The task
Scan the listing and work out how many lines contain the word "JSON". Nothing but the number should be given.

Begin

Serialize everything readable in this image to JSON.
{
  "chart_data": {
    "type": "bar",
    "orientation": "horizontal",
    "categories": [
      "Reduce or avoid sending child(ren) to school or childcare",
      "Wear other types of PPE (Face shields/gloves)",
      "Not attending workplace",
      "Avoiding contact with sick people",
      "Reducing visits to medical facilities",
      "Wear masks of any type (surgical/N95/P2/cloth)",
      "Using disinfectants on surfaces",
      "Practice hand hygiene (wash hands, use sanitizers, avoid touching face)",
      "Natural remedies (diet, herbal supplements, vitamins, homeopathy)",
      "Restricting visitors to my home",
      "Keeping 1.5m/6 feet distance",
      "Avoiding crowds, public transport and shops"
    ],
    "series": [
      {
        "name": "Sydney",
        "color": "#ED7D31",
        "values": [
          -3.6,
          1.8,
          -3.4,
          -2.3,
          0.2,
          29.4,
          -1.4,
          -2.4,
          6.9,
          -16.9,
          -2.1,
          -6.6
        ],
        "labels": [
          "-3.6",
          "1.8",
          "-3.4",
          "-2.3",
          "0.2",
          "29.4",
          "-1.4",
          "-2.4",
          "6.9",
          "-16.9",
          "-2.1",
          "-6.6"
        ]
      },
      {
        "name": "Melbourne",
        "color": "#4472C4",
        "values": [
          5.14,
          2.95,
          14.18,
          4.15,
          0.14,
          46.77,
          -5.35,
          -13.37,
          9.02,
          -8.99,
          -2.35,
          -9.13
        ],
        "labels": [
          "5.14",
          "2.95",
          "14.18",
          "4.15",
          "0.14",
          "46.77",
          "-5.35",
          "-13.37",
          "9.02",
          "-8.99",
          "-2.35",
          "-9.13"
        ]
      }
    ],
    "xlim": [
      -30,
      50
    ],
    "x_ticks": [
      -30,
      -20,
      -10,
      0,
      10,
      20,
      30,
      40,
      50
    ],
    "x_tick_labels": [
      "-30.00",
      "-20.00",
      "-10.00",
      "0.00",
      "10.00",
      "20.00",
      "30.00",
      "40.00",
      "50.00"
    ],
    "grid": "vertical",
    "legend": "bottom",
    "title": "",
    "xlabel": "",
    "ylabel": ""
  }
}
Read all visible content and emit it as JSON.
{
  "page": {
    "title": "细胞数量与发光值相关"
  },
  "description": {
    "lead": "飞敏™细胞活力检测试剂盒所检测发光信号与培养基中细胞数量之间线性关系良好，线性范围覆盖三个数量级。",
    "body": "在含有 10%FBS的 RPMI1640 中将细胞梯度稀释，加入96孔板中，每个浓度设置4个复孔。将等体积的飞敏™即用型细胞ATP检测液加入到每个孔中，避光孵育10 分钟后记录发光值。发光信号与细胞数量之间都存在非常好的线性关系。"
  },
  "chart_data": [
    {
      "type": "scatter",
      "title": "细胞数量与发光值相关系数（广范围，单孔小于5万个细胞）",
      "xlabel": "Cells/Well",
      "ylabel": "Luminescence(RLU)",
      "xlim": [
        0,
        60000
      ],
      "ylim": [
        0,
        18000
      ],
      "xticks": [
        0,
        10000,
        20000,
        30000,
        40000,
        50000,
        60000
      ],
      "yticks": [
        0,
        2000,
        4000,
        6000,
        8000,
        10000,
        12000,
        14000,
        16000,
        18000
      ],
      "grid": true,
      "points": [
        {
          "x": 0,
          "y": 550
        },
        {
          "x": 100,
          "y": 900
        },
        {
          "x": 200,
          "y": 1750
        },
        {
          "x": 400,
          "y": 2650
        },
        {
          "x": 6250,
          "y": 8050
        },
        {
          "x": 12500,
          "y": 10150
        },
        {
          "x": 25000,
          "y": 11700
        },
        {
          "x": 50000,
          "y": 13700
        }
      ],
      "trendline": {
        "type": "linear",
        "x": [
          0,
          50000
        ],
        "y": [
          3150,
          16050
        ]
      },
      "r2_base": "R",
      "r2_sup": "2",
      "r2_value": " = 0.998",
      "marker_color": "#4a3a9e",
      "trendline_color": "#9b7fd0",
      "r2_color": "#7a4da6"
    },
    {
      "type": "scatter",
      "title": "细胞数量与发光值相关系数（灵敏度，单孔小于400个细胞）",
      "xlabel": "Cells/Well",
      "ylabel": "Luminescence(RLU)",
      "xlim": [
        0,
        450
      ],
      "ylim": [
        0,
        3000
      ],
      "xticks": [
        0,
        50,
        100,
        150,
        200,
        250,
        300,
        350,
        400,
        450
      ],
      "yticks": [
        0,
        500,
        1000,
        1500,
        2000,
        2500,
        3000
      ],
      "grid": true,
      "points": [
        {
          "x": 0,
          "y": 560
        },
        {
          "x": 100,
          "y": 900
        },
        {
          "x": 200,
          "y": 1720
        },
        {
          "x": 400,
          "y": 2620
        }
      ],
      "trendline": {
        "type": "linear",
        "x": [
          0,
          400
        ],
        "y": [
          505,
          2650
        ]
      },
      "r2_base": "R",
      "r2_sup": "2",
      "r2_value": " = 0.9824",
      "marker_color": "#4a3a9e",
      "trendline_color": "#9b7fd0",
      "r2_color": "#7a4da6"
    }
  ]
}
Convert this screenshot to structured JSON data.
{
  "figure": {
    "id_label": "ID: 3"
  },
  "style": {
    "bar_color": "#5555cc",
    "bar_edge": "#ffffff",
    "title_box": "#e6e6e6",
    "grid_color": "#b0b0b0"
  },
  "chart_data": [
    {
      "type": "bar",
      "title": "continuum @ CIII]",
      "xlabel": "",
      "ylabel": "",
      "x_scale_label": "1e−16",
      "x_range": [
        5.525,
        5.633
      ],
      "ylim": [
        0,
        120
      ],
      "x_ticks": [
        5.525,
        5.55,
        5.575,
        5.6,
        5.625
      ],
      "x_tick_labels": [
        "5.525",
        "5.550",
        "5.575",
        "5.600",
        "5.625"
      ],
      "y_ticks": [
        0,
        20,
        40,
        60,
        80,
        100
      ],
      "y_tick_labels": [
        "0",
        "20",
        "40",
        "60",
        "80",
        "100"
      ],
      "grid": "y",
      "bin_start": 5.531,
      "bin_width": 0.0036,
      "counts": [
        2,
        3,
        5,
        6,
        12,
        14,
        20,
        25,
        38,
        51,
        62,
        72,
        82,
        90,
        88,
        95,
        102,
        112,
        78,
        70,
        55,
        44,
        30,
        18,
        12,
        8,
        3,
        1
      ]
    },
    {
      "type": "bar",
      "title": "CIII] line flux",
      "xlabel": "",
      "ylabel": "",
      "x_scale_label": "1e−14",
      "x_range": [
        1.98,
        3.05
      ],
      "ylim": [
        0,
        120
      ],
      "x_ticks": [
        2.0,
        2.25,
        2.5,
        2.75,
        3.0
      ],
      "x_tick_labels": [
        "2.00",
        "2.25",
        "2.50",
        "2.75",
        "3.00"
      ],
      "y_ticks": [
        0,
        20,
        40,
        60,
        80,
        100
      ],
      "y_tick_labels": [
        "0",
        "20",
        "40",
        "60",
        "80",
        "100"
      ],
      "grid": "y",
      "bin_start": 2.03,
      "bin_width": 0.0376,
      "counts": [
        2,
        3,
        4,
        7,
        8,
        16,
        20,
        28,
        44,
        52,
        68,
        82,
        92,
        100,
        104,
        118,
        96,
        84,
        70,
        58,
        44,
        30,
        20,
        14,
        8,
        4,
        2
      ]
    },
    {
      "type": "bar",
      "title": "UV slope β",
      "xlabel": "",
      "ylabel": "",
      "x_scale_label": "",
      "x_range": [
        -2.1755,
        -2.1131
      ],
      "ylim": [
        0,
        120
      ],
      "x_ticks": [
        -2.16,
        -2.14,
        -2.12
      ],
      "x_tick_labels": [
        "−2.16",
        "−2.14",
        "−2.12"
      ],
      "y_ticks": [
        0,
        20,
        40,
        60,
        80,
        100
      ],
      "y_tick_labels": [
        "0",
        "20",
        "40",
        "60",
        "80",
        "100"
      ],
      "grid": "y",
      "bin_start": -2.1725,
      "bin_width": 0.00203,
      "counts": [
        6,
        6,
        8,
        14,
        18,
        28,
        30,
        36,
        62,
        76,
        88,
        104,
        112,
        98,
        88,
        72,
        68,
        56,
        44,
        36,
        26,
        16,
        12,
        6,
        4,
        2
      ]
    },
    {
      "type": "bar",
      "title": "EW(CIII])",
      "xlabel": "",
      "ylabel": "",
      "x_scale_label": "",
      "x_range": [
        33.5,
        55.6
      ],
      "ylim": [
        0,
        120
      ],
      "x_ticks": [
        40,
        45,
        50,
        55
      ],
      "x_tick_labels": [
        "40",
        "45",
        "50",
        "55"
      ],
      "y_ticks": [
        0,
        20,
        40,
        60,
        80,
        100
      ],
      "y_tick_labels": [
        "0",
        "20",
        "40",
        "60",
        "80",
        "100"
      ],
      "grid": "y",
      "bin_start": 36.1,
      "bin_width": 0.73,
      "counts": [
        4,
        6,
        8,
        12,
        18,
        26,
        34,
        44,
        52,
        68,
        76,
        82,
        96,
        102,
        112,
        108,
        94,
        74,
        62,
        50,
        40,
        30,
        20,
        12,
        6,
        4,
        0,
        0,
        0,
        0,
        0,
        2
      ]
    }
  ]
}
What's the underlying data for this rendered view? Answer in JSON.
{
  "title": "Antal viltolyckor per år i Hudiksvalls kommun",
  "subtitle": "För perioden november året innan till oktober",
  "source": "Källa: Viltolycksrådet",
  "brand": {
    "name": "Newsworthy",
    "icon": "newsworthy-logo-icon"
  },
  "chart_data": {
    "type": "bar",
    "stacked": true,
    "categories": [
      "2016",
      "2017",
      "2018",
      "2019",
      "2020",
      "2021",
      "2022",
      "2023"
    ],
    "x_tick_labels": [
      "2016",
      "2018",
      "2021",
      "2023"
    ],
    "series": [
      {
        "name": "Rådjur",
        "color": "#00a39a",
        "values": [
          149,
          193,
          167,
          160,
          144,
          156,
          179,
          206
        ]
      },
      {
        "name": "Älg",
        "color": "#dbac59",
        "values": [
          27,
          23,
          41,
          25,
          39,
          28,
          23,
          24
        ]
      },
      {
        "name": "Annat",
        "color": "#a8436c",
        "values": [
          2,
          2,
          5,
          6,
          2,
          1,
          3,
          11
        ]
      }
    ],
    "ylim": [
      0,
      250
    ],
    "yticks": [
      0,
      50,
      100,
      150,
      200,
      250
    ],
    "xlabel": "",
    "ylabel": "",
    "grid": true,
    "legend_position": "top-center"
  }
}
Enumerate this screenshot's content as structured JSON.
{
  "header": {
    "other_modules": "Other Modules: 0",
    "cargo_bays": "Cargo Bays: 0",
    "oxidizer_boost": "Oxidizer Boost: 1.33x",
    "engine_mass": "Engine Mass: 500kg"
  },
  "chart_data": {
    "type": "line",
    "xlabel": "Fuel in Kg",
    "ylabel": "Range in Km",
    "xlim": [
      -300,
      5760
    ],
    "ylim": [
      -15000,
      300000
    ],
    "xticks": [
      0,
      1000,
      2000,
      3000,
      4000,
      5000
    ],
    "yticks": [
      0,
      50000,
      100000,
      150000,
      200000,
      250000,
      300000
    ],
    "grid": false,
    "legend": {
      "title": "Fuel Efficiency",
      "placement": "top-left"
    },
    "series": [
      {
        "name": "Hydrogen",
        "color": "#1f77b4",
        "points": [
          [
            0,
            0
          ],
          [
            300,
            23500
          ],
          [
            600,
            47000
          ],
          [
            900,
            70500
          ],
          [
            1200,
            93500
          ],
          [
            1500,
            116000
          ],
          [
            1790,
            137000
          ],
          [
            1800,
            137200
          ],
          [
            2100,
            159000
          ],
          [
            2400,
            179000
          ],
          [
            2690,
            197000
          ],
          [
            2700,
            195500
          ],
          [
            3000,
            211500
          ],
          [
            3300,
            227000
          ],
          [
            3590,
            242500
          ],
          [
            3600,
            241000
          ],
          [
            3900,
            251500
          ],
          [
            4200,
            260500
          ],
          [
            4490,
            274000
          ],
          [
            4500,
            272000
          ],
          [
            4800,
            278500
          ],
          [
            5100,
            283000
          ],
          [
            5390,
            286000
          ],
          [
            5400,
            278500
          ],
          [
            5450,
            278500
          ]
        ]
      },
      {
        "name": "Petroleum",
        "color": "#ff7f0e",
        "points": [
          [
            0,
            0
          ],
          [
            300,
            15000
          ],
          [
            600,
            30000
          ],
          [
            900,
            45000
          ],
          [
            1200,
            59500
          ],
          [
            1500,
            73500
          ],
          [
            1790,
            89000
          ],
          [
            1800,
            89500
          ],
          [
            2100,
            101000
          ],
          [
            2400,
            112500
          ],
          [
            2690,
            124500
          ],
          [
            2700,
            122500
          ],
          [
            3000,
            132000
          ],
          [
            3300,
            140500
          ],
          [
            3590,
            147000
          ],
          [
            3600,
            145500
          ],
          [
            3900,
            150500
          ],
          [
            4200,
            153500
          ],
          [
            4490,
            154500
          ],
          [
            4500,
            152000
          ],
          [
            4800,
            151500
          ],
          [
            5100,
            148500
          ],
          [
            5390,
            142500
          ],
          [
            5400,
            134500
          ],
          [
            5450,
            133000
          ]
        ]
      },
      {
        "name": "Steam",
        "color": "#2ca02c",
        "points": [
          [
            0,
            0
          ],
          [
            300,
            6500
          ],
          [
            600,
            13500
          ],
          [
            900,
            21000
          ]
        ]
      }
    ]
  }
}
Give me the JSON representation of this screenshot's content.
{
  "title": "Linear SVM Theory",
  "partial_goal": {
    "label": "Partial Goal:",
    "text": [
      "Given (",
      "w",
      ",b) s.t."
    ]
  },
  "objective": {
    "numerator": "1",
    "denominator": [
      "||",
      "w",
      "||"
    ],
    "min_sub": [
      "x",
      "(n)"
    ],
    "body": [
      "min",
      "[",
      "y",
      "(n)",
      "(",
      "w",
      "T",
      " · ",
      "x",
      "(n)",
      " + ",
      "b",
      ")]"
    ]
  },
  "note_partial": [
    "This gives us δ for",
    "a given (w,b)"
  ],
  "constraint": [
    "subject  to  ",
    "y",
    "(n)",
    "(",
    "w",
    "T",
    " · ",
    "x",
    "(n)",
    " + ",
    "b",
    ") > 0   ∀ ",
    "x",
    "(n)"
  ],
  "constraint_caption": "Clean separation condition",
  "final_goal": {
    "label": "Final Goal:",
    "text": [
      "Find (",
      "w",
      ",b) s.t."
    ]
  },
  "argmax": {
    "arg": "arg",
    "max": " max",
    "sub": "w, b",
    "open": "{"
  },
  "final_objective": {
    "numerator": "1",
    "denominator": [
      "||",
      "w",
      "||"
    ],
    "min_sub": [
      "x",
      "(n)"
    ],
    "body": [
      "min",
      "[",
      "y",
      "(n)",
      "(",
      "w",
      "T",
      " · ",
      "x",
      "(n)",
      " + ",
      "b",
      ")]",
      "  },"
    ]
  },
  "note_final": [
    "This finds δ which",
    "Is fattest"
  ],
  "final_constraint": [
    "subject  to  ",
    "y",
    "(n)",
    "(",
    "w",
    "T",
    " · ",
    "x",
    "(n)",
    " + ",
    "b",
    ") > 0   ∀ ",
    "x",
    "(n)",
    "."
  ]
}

End

Solution to this task
6